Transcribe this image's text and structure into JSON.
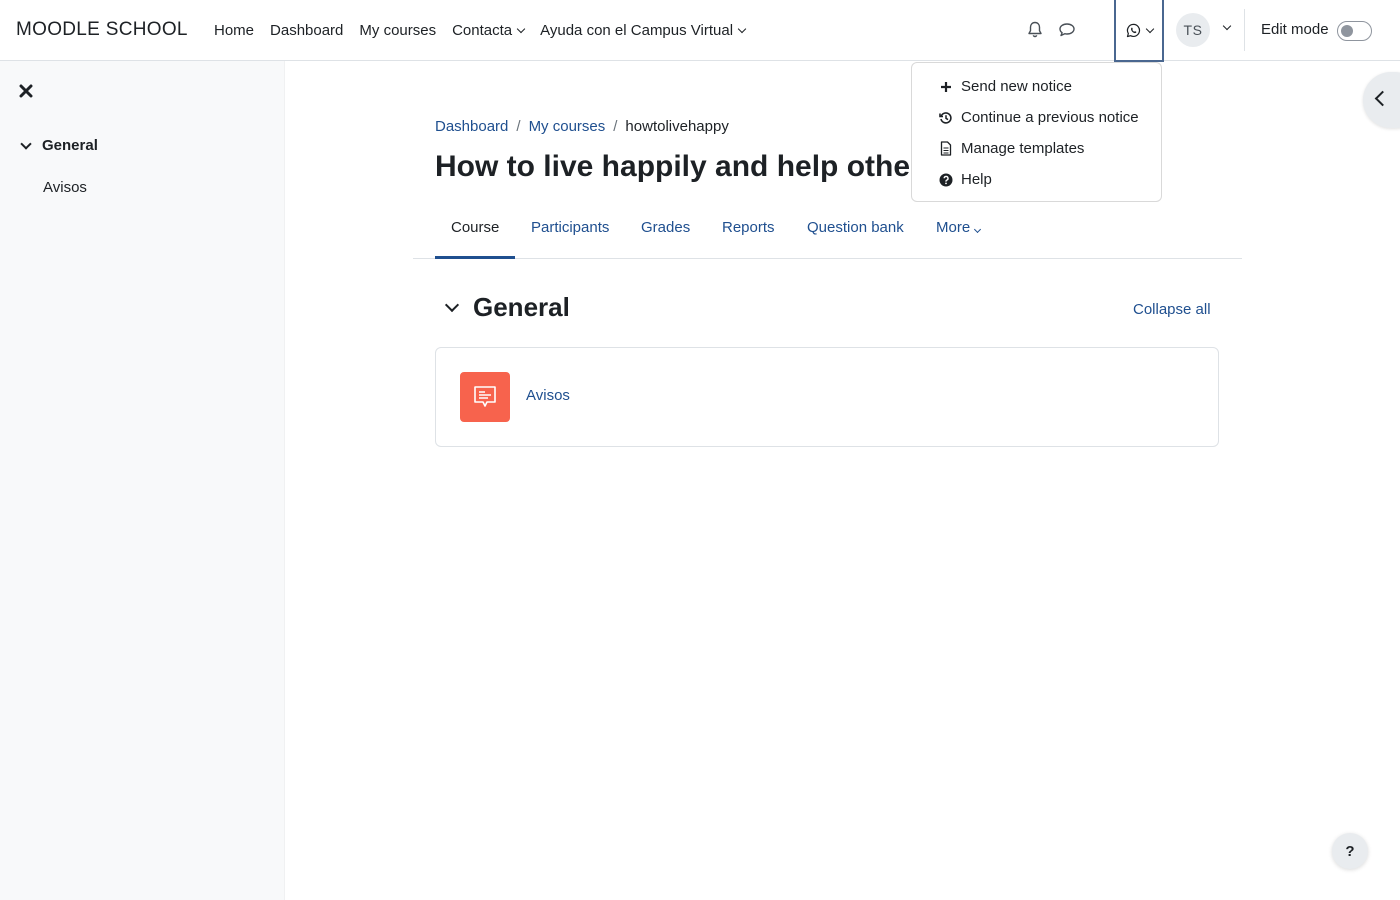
{
  "navbar": {
    "brand": "MOODLE SCHOOL",
    "items": [
      {
        "label": "Home",
        "has_caret": false
      },
      {
        "label": "Dashboard",
        "has_caret": false
      },
      {
        "label": "My courses",
        "has_caret": false
      },
      {
        "label": "Contacta",
        "has_caret": true
      },
      {
        "label": "Ayuda con el Campus Virtual",
        "has_caret": true
      }
    ],
    "icons": [
      "bell-icon",
      "chat-bubble-icon",
      "whatsapp-icon"
    ],
    "user_initials": "TS",
    "edit_mode_label": "Edit mode",
    "edit_mode_on": false
  },
  "notice_menu": {
    "items": [
      {
        "icon": "plus-icon",
        "label": "Send new notice"
      },
      {
        "icon": "history-icon",
        "label": "Continue a previous notice"
      },
      {
        "icon": "document-icon",
        "label": "Manage templates"
      },
      {
        "icon": "question-circle-icon",
        "label": "Help"
      }
    ]
  },
  "drawer": {
    "section": "General",
    "items": [
      "Avisos"
    ]
  },
  "breadcrumb": {
    "items": [
      "Dashboard",
      "My courses"
    ],
    "current": "howtolivehappy"
  },
  "page": {
    "title": "How to live happily and help other"
  },
  "tabs": [
    "Course",
    "Participants",
    "Grades",
    "Reports",
    "Question bank",
    "More"
  ],
  "section": {
    "title": "General",
    "collapse_all": "Collapse all"
  },
  "activity": {
    "name": "Avisos",
    "icon_color": "#f7634d"
  },
  "help_fab": "?",
  "colors": {
    "link": "#1f4f8f",
    "text": "#1d2125",
    "drawer_bg": "#f8f9fa",
    "forum_icon": "#f7634d"
  }
}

+ + + + +

__TASK TO CARRY OUT__
Leave out the pictures and output the rest of the material exactly as written.

__SOLUTION TO THIS EXERCISE__
Transcribe this image's text and structure into JSON.
{
  "navbar": {
    "brand": "MOODLE SCHOOL",
    "items": [
      {
        "label": "Home",
        "has_caret": false
      },
      {
        "label": "Dashboard",
        "has_caret": false
      },
      {
        "label": "My courses",
        "has_caret": false
      },
      {
        "label": "Contacta",
        "has_caret": true
      },
      {
        "label": "Ayuda con el Campus Virtual",
        "has_caret": true
      }
    ],
    "icons": [
      "bell-icon",
      "chat-bubble-icon",
      "whatsapp-icon"
    ],
    "user_initials": "TS",
    "edit_mode_label": "Edit mode",
    "edit_mode_on": false
  },
  "notice_menu": {
    "items": [
      {
        "icon": "plus-icon",
        "label": "Send new notice"
      },
      {
        "icon": "history-icon",
        "label": "Continue a previous notice"
      },
      {
        "icon": "document-icon",
        "label": "Manage templates"
      },
      {
        "icon": "question-circle-icon",
        "label": "Help"
      }
    ]
  },
  "drawer": {
    "section": "General",
    "items": [
      "Avisos"
    ]
  },
  "breadcrumb": {
    "items": [
      "Dashboard",
      "My courses"
    ],
    "current": "howtolivehappy"
  },
  "page": {
    "title": "How to live happily and help other"
  },
  "tabs": [
    "Course",
    "Participants",
    "Grades",
    "Reports",
    "Question bank",
    "More"
  ],
  "section": {
    "title": "General",
    "collapse_all": "Collapse all"
  },
  "activity": {
    "name": "Avisos",
    "icon_color": "#f7634d"
  },
  "help_fab": "?",
  "colors": {
    "link": "#1f4f8f",
    "text": "#1d2125",
    "drawer_bg": "#f8f9fa",
    "forum_icon": "#f7634d"
  }
}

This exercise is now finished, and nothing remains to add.